** Given records **
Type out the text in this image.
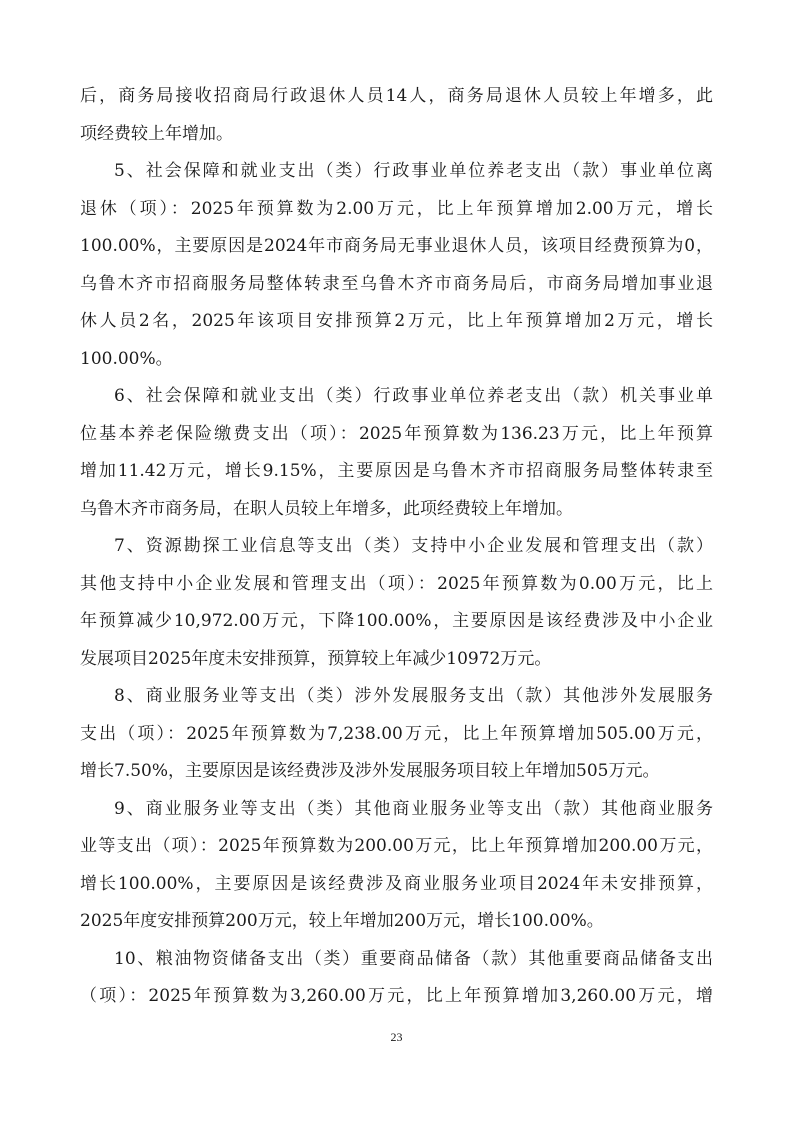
后，商务局接收招商局行政退休人员14人，商务局退休人员较上年增多，此
项经费较上年增加。

5、社会保障和就业支出（类）行政事业单位养老支出（款）事业单位离
退休（项）：2025年预算数为2.00万元，比上年预算增加2.00万元，增长
100.00%，主要原因是2024年市商务局无事业退休人员，该项目经费预算为0，
乌鲁木齐市招商服务局整体转隶至乌鲁木齐市商务局后，市商务局增加事业退
休人员2名，2025年该项目安排预算2万元，比上年预算增加2万元，增长
100.00%。

6、社会保障和就业支出（类）行政事业单位养老支出（款）机关事业单
位基本养老保险缴费支出（项）：2025年预算数为136.23万元，比上年预算
增加11.42万元，增长9.15%，主要原因是乌鲁木齐市招商服务局整体转隶至
乌鲁木齐市商务局，在职人员较上年增多，此项经费较上年增加。

7、资源勘探工业信息等支出（类）支持中小企业发展和管理支出（款）
其他支持中小企业发展和管理支出（项）：2025年预算数为0.00万元，比上
年预算减少10,972.00万元，下降100.00%，主要原因是该经费涉及中小企业
发展项目2025年度未安排预算，预算较上年减少10972万元。

8、商业服务业等支出（类）涉外发展服务支出（款）其他涉外发展服务
支出（项）：2025年预算数为7,238.00万元，比上年预算增加505.00万元，
增长7.50%，主要原因是该经费涉及涉外发展服务项目较上年增加505万元。

9、商业服务业等支出（类）其他商业服务业等支出（款）其他商业服务
业等支出（项）：2025年预算数为200.00万元，比上年预算增加200.00万元，
增长100.00%，主要原因是该经费涉及商业服务业项目2024年未安排预算，
2025年度安排预算200万元，较上年增加200万元，增长100.00%。

10、粮油物资储备支出（类）重要商品储备（款）其他重要商品储备支出
（项）：2025年预算数为3,260.00万元，比上年预算增加3,260.00万元，增

23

** Task description **
Take the entries shown above and quote them verbatim, passing over the pictures.

** Response to the exercise **
Type out the text in this image.
后，商务局接收招商局行政退休人员14人，商务局退休人员较上年增多，此
项经费较上年增加。

5、社会保障和就业支出（类）行政事业单位养老支出（款）事业单位离
退休（项）：2025年预算数为2.00万元，比上年预算增加2.00万元，增长
100.00%，主要原因是2024年市商务局无事业退休人员，该项目经费预算为0，
乌鲁木齐市招商服务局整体转隶至乌鲁木齐市商务局后，市商务局增加事业退
休人员2名，2025年该项目安排预算2万元，比上年预算增加2万元，增长
100.00%。

6、社会保障和就业支出（类）行政事业单位养老支出（款）机关事业单
位基本养老保险缴费支出（项）：2025年预算数为136.23万元，比上年预算
增加11.42万元，增长9.15%，主要原因是乌鲁木齐市招商服务局整体转隶至
乌鲁木齐市商务局，在职人员较上年增多，此项经费较上年增加。

7、资源勘探工业信息等支出（类）支持中小企业发展和管理支出（款）
其他支持中小企业发展和管理支出（项）：2025年预算数为0.00万元，比上
年预算减少10,972.00万元，下降100.00%，主要原因是该经费涉及中小企业
发展项目2025年度未安排预算，预算较上年减少10972万元。

8、商业服务业等支出（类）涉外发展服务支出（款）其他涉外发展服务
支出（项）：2025年预算数为7,238.00万元，比上年预算增加505.00万元，
增长7.50%，主要原因是该经费涉及涉外发展服务项目较上年增加505万元。

9、商业服务业等支出（类）其他商业服务业等支出（款）其他商业服务
业等支出（项）：2025年预算数为200.00万元，比上年预算增加200.00万元，
增长100.00%，主要原因是该经费涉及商业服务业项目2024年未安排预算，
2025年度安排预算200万元，较上年增加200万元，增长100.00%。

10、粮油物资储备支出（类）重要商品储备（款）其他重要商品储备支出
（项）：2025年预算数为3,260.00万元，比上年预算增加3,260.00万元，增

23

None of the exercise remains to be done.